■ The request ■
Set down the material below in full, matching it exactly.

[start Data for processing]

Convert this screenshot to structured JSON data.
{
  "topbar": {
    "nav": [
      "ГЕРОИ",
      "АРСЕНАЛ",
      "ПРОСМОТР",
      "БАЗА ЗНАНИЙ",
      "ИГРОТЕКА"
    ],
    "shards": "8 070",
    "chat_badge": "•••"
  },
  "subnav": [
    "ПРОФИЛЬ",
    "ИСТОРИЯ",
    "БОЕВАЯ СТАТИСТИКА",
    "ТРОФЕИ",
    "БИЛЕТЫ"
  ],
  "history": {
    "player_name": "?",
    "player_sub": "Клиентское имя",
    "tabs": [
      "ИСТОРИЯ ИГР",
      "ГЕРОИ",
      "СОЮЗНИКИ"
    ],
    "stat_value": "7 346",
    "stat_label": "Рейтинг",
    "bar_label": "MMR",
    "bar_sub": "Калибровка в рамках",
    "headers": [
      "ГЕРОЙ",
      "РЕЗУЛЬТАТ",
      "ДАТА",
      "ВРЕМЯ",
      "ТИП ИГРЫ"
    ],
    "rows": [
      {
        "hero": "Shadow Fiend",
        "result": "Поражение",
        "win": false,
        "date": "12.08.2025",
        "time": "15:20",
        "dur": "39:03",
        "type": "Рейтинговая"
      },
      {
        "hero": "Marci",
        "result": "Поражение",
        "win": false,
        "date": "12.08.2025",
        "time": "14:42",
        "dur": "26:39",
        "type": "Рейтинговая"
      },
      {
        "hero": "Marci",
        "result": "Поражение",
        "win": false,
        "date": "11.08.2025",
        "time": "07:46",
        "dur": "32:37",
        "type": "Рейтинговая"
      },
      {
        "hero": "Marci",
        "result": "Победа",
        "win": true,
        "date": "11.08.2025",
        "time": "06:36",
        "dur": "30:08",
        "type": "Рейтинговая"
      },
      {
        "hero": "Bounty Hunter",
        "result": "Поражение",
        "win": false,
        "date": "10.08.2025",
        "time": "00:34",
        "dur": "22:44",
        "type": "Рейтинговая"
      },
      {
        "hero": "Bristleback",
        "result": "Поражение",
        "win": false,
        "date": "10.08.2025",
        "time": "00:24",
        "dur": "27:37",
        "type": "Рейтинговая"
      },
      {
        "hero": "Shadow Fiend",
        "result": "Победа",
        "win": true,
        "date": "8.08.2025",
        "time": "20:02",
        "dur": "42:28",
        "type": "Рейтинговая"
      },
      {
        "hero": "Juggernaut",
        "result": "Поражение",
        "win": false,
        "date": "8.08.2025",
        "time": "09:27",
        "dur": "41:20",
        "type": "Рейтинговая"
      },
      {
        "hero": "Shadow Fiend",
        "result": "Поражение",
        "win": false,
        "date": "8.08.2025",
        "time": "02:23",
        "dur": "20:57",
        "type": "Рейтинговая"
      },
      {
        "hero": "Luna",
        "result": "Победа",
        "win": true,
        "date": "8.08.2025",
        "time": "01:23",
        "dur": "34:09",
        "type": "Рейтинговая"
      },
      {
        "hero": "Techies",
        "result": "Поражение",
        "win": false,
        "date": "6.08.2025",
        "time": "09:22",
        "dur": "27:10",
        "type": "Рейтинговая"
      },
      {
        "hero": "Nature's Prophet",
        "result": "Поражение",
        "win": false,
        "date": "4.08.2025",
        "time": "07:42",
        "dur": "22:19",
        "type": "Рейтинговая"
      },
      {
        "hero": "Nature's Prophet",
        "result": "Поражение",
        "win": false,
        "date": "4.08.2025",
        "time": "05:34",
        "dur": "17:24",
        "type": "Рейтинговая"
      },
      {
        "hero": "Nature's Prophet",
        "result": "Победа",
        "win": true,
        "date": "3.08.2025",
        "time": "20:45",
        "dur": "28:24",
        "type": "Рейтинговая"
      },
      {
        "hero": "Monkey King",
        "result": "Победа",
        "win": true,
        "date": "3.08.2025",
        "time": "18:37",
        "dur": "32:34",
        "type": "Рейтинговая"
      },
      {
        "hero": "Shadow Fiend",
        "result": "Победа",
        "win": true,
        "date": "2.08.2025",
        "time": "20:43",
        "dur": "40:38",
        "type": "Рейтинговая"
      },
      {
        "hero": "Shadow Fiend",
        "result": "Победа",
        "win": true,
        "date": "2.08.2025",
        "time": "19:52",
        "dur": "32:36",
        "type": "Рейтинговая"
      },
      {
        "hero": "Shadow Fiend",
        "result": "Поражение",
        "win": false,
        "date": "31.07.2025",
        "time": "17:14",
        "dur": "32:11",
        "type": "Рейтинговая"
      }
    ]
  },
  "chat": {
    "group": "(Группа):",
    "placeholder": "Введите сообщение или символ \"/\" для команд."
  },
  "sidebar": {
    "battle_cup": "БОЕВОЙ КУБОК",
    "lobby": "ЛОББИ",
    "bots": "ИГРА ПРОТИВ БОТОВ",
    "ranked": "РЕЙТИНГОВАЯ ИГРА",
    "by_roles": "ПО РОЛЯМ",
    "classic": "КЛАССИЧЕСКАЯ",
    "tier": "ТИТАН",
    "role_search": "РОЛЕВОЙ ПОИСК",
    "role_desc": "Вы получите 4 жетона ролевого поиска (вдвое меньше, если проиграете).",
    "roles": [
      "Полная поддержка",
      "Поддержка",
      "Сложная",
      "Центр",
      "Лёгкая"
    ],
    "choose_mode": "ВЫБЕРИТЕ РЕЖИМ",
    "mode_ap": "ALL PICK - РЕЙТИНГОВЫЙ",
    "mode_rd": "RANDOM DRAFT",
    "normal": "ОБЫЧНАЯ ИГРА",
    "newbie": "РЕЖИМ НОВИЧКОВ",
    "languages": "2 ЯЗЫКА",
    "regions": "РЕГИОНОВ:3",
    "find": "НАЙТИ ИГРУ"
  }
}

[end Data for processing]

■ Exercise solution ■
Convert this screenshot to structured JSON data.
{
  "topbar": {
    "nav": [
      "ГЕРОИ",
      "АРСЕНАЛ",
      "ПРОСМОТР",
      "БАЗА ЗНАНИЙ",
      "ИГРОТЕКА"
    ],
    "shards": "8 070",
    "chat_badge": "•••"
  },
  "subnav": [
    "ПРОФИЛЬ",
    "ИСТОРИЯ",
    "БОЕВАЯ СТАТИСТИКА",
    "ТРОФЕИ",
    "БИЛЕТЫ"
  ],
  "history": {
    "player_name": "?",
    "player_sub": "Клиентское имя",
    "tabs": [
      "ИСТОРИЯ ИГР",
      "ГЕРОИ",
      "СОЮЗНИКИ"
    ],
    "stat_value": "7 346",
    "stat_label": "Рейтинг",
    "bar_label": "MMR",
    "bar_sub": "Калибровка в рамках",
    "headers": [
      "ГЕРОЙ",
      "РЕЗУЛЬТАТ",
      "ДАТА",
      "ВРЕМЯ",
      "ТИП ИГРЫ"
    ],
    "rows": [
      {
        "hero": "Shadow Fiend",
        "result": "Поражение",
        "win": false,
        "date": "12.08.2025",
        "time": "15:20",
        "dur": "39:03",
        "type": "Рейтинговая"
      },
      {
        "hero": "Marci",
        "result": "Поражение",
        "win": false,
        "date": "12.08.2025",
        "time": "14:42",
        "dur": "26:39",
        "type": "Рейтинговая"
      },
      {
        "hero": "Marci",
        "result": "Поражение",
        "win": false,
        "date": "11.08.2025",
        "time": "07:46",
        "dur": "32:37",
        "type": "Рейтинговая"
      },
      {
        "hero": "Marci",
        "result": "Победа",
        "win": true,
        "date": "11.08.2025",
        "time": "06:36",
        "dur": "30:08",
        "type": "Рейтинговая"
      },
      {
        "hero": "Bounty Hunter",
        "result": "Поражение",
        "win": false,
        "date": "10.08.2025",
        "time": "00:34",
        "dur": "22:44",
        "type": "Рейтинговая"
      },
      {
        "hero": "Bristleback",
        "result": "Поражение",
        "win": false,
        "date": "10.08.2025",
        "time": "00:24",
        "dur": "27:37",
        "type": "Рейтинговая"
      },
      {
        "hero": "Shadow Fiend",
        "result": "Победа",
        "win": true,
        "date": "8.08.2025",
        "time": "20:02",
        "dur": "42:28",
        "type": "Рейтинговая"
      },
      {
        "hero": "Juggernaut",
        "result": "Поражение",
        "win": false,
        "date": "8.08.2025",
        "time": "09:27",
        "dur": "41:20",
        "type": "Рейтинговая"
      },
      {
        "hero": "Shadow Fiend",
        "result": "Поражение",
        "win": false,
        "date": "8.08.2025",
        "time": "02:23",
        "dur": "20:57",
        "type": "Рейтинговая"
      },
      {
        "hero": "Luna",
        "result": "Победа",
        "win": true,
        "date": "8.08.2025",
        "time": "01:23",
        "dur": "34:09",
        "type": "Рейтинговая"
      },
      {
        "hero": "Techies",
        "result": "Поражение",
        "win": false,
        "date": "6.08.2025",
        "time": "09:22",
        "dur": "27:10",
        "type": "Рейтинговая"
      },
      {
        "hero": "Nature's Prophet",
        "result": "Поражение",
        "win": false,
        "date": "4.08.2025",
        "time": "07:42",
        "dur": "22:19",
        "type": "Рейтинговая"
      },
      {
        "hero": "Nature's Prophet",
        "result": "Поражение",
        "win": false,
        "date": "4.08.2025",
        "time": "05:34",
        "dur": "17:24",
        "type": "Рейтинговая"
      },
      {
        "hero": "Nature's Prophet",
        "result": "Победа",
        "win": true,
        "date": "3.08.2025",
        "time": "20:45",
        "dur": "28:24",
        "type": "Рейтинговая"
      },
      {
        "hero": "Monkey King",
        "result": "Победа",
        "win": true,
        "date": "3.08.2025",
        "time": "18:37",
        "dur": "32:34",
        "type": "Рейтинговая"
      },
      {
        "hero": "Shadow Fiend",
        "result": "Победа",
        "win": true,
        "date": "2.08.2025",
        "time": "20:43",
        "dur": "40:38",
        "type": "Рейтинговая"
      },
      {
        "hero": "Shadow Fiend",
        "result": "Победа",
        "win": true,
        "date": "2.08.2025",
        "time": "19:52",
        "dur": "32:36",
        "type": "Рейтинговая"
      },
      {
        "hero": "Shadow Fiend",
        "result": "Поражение",
        "win": false,
        "date": "31.07.2025",
        "time": "17:14",
        "dur": "32:11",
        "type": "Рейтинговая"
      }
    ]
  },
  "chat": {
    "group": "(Группа):",
    "placeholder": "Введите сообщение или символ \"/\" для команд."
  },
  "sidebar": {
    "battle_cup": "БОЕВОЙ КУБОК",
    "lobby": "ЛОББИ",
    "bots": "ИГРА ПРОТИВ БОТОВ",
    "ranked": "РЕЙТИНГОВАЯ ИГРА",
    "by_roles": "ПО РОЛЯМ",
    "classic": "КЛАССИЧЕСКАЯ",
    "tier": "ТИТАН",
    "role_search": "РОЛЕВОЙ ПОИСК",
    "role_desc": "Вы получите 4 жетона ролевого поиска (вдвое меньше, если проиграете).",
    "roles": [
      "Полная поддержка",
      "Поддержка",
      "Сложная",
      "Центр",
      "Лёгкая"
    ],
    "choose_mode": "ВЫБЕРИТЕ РЕЖИМ",
    "mode_ap": "ALL PICK - РЕЙТИНГОВЫЙ",
    "mode_rd": "RANDOM DRAFT",
    "normal": "ОБЫЧНАЯ ИГРА",
    "newbie": "РЕЖИМ НОВИЧКОВ",
    "languages": "2 ЯЗЫКА",
    "regions": "РЕГИОНОВ:3",
    "find": "НАЙТИ ИГРУ"
  }
}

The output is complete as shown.